Dataset items:
= = = = = = =
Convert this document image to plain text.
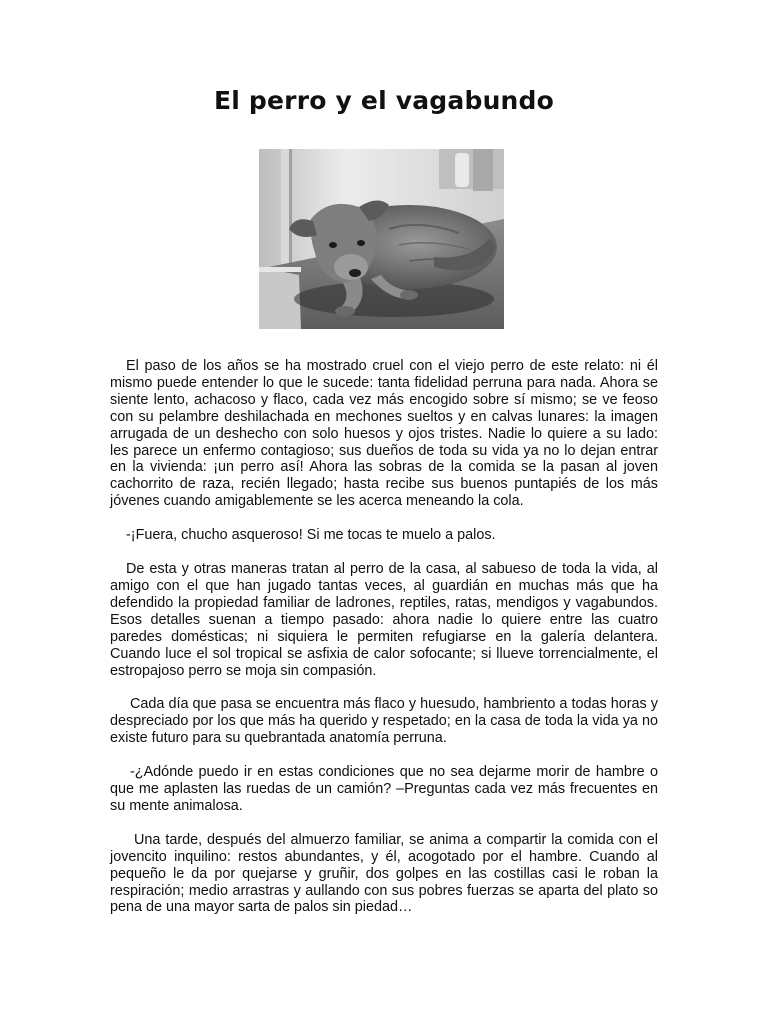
El perro y el vagabundo

El paso de los años se ha mostrado cruel con el viejo perro de este relato: ni él mismo puede entender lo que le sucede: tanta fidelidad perruna para nada. Ahora se siente lento, achacoso y flaco, cada vez más encogido sobre sí mismo; se ve feoso con su pelambre deshilachada en mechones sueltos y en calvas lunares: la imagen arrugada de un deshecho con solo huesos y ojos tristes. Nadie lo quiere a su lado: les parece un enfermo contagioso; sus dueños de toda su vida ya no lo dejan entrar en la vivienda: ¡un perro así! Ahora las sobras de la comida se la pasan al joven cachorrito de raza, recién llegado; hasta recibe sus buenos puntapiés de los más jóvenes cuando amigablemente se les acerca meneando la cola.

-¡Fuera, chucho asqueroso! Si me tocas te muelo a palos.

De esta y otras maneras tratan al perro de la casa, al sabueso de toda la vida, al amigo con el que han jugado tantas veces, al guardián en muchas más que ha defendido la propiedad familiar de ladrones, reptiles, ratas, mendigos y vagabundos. Esos detalles suenan a tiempo pasado: ahora nadie lo quiere entre las cuatro paredes domésticas; ni siquiera le permiten refugiarse en la galería delantera. Cuando luce el sol tropical se asfixia de calor sofocante; si llueve torrencialmente, el estropajoso perro se moja sin compasión.

Cada día que pasa se encuentra más flaco y huesudo, hambriento a todas horas y despreciado por los que más ha querido y respetado; en la casa de toda la vida ya no existe futuro para su quebrantada anatomía perruna.

-¿Adónde puedo ir en estas condiciones que no sea dejarme morir de hambre o que me aplasten las ruedas de un camión? –Preguntas cada vez más frecuentes en su mente animalosa.

Una tarde, después del almuerzo familiar, se anima a compartir la comida con el jovencito inquilino: restos abundantes, y él, acogotado por el hambre. Cuando al pequeño le da por quejarse y gruñir, dos golpes en las costillas casi le roban la respiración; medio arrastras y aullando con sus pobres fuerzas se aparta del plato so pena de una mayor sarta de palos sin piedad…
= = = = = = =
▸ **EXERCISE GOAL**
Pictures stay out; reproduce every line of the records exactly.

▸ **SOLUTION**
Convert this document image to plain text.
El perro y el vagabundo

El paso de los años se ha mostrado cruel con el viejo perro de este relato: ni él mismo puede entender lo que le sucede: tanta fidelidad perruna para nada. Ahora se siente lento, achacoso y flaco, cada vez más encogido sobre sí mismo; se ve feoso con su pelambre deshilachada en mechones sueltos y en calvas lunares: la imagen arrugada de un deshecho con solo huesos y ojos tristes. Nadie lo quiere a su lado: les parece un enfermo contagioso; sus dueños de toda su vida ya no lo dejan entrar en la vivienda: ¡un perro así! Ahora las sobras de la comida se la pasan al joven cachorrito de raza, recién llegado; hasta recibe sus buenos puntapiés de los más jóvenes cuando amigablemente se les acerca meneando la cola.

-¡Fuera, chucho asqueroso! Si me tocas te muelo a palos.

De esta y otras maneras tratan al perro de la casa, al sabueso de toda la vida, al amigo con el que han jugado tantas veces, al guardián en muchas más que ha defendido la propiedad familiar de ladrones, reptiles, ratas, mendigos y vagabundos. Esos detalles suenan a tiempo pasado: ahora nadie lo quiere entre las cuatro paredes domésticas; ni siquiera le permiten refugiarse en la galería delantera. Cuando luce el sol tropical se asfixia de calor sofocante; si llueve torrencialmente, el estropajoso perro se moja sin compasión.

Cada día que pasa se encuentra más flaco y huesudo, hambriento a todas horas y despreciado por los que más ha querido y respetado; en la casa de toda la vida ya no existe futuro para su quebrantada anatomía perruna.

-¿Adónde puedo ir en estas condiciones que no sea dejarme morir de hambre o que me aplasten las ruedas de un camión? –Preguntas cada vez más frecuentes en su mente animalosa.

Una tarde, después del almuerzo familiar, se anima a compartir la comida con el jovencito inquilino: restos abundantes, y él, acogotado por el hambre. Cuando al pequeño le da por quejarse y gruñir, dos golpes en las costillas casi le roban la respiración; medio arrastras y aullando con sus pobres fuerzas se aparta del plato so pena de una mayor sarta de palos sin piedad…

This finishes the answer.